— start of Data records —
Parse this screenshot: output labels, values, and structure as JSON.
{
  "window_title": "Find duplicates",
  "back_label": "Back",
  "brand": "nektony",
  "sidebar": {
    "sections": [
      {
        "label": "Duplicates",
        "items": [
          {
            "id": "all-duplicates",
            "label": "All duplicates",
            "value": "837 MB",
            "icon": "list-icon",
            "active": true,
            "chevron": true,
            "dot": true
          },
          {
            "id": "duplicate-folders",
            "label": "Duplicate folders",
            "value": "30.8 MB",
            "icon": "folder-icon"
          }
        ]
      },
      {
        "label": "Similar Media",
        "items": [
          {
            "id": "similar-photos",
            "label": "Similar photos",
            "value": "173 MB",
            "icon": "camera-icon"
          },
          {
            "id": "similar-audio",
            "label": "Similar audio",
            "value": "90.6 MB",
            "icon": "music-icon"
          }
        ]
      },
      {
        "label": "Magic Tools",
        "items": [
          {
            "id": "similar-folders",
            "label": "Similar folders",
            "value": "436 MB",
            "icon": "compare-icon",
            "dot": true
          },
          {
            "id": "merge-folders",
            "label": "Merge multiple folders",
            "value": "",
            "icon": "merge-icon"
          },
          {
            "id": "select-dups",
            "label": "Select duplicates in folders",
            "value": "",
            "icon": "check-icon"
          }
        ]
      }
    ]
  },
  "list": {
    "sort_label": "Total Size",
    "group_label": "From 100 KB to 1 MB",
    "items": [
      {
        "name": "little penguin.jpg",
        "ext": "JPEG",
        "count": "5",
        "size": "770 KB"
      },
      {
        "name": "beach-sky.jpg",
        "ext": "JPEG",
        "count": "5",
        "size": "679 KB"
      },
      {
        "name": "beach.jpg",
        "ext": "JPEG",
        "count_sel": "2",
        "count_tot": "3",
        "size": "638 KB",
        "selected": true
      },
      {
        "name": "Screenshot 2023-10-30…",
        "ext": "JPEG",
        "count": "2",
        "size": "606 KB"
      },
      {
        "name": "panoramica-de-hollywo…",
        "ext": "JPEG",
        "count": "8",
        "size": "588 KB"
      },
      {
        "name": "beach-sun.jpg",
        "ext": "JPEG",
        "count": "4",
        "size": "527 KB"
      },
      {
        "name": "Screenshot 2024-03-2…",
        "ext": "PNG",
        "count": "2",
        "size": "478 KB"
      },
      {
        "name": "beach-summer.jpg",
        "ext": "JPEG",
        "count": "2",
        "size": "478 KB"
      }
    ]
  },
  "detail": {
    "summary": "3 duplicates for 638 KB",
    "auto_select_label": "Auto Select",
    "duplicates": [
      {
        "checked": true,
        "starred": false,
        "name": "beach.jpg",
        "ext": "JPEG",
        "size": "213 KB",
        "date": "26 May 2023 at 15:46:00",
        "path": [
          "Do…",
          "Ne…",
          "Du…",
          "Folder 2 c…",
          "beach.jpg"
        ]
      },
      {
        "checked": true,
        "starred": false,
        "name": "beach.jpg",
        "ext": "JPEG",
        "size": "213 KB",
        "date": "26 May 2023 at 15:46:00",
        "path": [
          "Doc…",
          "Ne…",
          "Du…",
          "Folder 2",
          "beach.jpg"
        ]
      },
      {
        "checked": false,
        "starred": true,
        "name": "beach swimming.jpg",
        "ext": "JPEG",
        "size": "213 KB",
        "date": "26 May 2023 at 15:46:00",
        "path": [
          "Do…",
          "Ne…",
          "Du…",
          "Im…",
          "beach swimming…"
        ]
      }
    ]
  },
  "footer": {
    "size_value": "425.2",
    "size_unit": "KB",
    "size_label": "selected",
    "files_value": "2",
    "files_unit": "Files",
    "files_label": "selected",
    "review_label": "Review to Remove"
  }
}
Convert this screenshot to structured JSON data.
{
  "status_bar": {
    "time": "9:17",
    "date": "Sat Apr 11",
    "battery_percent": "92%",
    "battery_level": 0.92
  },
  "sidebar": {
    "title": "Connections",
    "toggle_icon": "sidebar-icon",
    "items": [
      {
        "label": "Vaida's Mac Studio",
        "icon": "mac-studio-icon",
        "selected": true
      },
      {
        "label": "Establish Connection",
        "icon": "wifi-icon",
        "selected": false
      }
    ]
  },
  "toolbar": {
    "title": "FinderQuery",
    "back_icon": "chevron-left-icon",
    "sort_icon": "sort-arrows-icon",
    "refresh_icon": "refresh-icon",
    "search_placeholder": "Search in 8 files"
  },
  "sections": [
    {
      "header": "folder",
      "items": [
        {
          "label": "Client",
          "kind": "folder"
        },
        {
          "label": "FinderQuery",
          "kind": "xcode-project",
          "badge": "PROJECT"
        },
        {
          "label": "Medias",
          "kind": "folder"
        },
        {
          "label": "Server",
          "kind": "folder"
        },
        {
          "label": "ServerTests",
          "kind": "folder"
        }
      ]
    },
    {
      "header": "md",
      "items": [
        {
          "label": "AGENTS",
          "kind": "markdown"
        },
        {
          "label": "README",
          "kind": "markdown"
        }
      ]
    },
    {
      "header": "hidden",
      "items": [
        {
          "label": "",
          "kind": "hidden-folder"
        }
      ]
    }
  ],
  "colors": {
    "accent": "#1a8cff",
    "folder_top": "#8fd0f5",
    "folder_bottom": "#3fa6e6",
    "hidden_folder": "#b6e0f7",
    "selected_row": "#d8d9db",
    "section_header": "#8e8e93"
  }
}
— end of Data records —
## Exercise description
Make a tally of the lines in this data that include the string "name", and answer with that tally alone.

## Solution to the problem
11